WRITTEN REQUEST: Wherever the string "title" appears in the listing, copy that line.

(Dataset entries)
━━━━━━━━━━

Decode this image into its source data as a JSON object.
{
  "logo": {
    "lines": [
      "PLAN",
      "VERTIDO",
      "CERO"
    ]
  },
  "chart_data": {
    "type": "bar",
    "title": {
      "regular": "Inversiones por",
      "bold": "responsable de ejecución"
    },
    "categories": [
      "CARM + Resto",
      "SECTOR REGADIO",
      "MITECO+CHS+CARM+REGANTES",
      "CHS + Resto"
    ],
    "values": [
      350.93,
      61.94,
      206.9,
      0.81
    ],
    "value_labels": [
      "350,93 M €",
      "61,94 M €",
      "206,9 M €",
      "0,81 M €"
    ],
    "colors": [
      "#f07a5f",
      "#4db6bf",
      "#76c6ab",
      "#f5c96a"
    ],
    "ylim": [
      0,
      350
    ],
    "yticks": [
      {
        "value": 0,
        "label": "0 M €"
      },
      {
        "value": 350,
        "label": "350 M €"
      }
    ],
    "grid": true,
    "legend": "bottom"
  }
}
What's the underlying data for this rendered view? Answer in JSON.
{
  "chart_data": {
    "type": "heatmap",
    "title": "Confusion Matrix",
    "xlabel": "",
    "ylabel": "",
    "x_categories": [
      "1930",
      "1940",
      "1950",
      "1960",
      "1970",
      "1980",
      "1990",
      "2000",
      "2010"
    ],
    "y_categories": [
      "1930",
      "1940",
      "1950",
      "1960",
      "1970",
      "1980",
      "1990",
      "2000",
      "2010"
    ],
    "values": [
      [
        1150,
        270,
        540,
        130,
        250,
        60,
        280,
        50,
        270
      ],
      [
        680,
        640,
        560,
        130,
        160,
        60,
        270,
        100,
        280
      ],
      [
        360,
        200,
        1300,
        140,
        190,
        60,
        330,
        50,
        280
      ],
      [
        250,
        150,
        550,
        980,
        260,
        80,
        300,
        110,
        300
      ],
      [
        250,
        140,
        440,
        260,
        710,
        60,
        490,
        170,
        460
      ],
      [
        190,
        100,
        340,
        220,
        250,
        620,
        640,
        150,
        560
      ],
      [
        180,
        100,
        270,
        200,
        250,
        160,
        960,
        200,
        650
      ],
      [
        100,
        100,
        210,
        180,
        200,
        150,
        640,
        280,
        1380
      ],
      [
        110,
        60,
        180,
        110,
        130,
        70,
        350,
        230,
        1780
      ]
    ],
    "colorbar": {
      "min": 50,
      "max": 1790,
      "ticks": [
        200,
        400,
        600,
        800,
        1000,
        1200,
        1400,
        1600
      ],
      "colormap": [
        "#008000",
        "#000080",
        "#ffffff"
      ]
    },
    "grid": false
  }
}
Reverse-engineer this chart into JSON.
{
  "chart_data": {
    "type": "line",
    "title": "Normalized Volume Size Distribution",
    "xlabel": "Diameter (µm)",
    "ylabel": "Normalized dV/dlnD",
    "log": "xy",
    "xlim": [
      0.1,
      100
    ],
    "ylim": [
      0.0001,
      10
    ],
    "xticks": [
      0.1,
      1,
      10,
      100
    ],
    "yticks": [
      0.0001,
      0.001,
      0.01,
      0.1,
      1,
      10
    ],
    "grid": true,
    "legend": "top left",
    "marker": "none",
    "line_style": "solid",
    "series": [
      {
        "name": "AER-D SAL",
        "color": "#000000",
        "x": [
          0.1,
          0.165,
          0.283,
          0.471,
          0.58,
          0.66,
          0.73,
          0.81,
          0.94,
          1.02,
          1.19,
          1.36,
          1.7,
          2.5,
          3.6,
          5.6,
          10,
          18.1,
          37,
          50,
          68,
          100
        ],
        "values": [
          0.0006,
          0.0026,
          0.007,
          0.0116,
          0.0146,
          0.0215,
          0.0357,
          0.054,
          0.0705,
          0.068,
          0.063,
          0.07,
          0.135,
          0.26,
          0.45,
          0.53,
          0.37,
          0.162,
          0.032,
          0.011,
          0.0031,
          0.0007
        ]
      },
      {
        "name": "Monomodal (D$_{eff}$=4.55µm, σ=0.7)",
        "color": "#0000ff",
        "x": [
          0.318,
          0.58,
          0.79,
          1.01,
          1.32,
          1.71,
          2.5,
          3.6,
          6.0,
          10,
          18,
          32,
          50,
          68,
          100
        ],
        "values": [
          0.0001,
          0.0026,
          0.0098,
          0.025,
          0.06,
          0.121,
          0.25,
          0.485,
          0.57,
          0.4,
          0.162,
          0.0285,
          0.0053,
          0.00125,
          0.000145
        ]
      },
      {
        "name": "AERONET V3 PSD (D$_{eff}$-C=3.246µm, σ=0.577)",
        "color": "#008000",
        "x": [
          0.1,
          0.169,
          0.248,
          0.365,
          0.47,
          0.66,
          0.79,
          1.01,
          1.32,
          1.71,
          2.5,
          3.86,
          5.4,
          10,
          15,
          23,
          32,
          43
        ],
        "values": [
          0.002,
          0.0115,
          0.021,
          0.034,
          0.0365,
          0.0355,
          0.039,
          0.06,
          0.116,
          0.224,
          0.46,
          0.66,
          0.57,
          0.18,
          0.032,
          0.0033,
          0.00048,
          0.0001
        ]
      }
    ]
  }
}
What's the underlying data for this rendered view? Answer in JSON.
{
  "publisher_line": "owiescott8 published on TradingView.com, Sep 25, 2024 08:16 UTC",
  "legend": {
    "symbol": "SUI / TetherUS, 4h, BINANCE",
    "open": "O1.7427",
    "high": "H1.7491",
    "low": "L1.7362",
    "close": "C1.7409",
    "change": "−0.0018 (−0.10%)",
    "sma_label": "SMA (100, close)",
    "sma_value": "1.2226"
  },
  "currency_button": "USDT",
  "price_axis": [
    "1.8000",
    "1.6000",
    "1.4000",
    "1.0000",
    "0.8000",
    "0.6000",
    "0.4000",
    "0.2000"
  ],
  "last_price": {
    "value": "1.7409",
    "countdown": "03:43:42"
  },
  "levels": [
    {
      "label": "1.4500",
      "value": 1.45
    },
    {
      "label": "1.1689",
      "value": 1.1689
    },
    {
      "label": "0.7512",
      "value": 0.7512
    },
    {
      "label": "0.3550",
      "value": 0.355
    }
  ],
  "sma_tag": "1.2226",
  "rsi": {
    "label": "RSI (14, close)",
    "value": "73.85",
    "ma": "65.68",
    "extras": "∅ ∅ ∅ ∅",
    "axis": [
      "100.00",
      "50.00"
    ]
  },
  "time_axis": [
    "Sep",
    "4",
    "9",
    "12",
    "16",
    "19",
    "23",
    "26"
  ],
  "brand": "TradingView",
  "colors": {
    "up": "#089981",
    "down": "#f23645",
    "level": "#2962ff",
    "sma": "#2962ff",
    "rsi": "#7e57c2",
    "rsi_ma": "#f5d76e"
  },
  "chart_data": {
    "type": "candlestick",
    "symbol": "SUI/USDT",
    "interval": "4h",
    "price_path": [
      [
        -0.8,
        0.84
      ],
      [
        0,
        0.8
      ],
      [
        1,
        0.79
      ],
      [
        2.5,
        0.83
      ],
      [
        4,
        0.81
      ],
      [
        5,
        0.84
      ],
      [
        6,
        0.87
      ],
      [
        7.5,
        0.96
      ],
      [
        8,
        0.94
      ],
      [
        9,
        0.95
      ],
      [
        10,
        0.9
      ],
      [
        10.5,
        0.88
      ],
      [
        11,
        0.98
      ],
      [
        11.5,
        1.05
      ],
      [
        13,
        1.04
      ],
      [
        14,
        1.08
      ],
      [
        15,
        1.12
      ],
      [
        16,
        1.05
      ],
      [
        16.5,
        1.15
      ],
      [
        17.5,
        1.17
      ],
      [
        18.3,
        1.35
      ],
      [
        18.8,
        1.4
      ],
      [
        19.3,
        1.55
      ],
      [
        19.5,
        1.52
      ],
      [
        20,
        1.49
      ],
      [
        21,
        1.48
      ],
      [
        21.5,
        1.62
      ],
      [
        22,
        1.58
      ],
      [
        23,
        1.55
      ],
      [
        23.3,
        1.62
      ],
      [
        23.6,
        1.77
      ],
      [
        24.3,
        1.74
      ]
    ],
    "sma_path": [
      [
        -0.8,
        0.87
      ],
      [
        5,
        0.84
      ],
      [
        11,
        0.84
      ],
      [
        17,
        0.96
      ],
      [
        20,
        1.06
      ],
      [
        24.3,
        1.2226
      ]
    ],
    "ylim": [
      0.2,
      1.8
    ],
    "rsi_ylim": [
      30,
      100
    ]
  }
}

━━━━━━━━━━

SOLUTION TO THE PROBLEM:
    "title": {
    "title": "Confusion Matrix",
    "title": "Normalized Volume Size Distribution",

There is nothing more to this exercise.